## WHAT NEEDS TO BE DONE
Answer with a number only: how many lines of the data contain "Аhасвэр"?

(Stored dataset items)
___
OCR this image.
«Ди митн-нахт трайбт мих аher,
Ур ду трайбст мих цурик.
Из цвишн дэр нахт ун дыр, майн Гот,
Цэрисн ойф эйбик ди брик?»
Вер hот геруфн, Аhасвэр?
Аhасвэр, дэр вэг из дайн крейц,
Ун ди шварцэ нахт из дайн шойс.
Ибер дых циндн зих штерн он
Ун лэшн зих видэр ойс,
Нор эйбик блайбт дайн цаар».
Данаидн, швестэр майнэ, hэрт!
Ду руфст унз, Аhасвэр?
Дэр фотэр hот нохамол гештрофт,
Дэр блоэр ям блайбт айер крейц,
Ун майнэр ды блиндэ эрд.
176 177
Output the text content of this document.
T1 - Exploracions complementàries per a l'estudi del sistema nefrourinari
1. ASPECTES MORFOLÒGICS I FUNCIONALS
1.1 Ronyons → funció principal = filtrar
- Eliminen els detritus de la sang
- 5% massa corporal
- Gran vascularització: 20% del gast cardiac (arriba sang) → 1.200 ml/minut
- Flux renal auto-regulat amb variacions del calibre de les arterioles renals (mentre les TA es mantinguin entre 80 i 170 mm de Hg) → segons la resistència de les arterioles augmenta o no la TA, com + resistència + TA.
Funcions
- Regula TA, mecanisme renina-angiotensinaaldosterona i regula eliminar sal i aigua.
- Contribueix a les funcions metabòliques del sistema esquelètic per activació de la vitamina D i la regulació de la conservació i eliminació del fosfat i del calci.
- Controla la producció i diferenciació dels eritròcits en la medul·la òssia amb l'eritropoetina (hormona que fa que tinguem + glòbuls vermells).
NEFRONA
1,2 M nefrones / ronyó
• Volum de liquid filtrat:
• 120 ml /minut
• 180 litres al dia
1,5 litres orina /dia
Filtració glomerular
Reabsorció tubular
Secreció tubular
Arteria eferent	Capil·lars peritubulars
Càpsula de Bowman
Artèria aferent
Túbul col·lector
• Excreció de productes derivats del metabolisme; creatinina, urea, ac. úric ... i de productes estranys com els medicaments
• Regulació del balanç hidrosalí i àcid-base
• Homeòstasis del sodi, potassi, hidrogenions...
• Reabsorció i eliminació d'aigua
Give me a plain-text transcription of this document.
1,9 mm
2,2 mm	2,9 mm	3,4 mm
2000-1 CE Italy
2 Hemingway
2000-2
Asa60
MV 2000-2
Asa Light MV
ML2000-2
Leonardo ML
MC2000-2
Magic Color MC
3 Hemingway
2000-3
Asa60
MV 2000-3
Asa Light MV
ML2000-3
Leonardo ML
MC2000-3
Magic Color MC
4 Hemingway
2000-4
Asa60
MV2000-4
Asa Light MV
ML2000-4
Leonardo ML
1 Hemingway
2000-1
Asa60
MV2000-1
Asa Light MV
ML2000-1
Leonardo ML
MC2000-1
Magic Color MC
___
## WRITTEN SOLUTION
3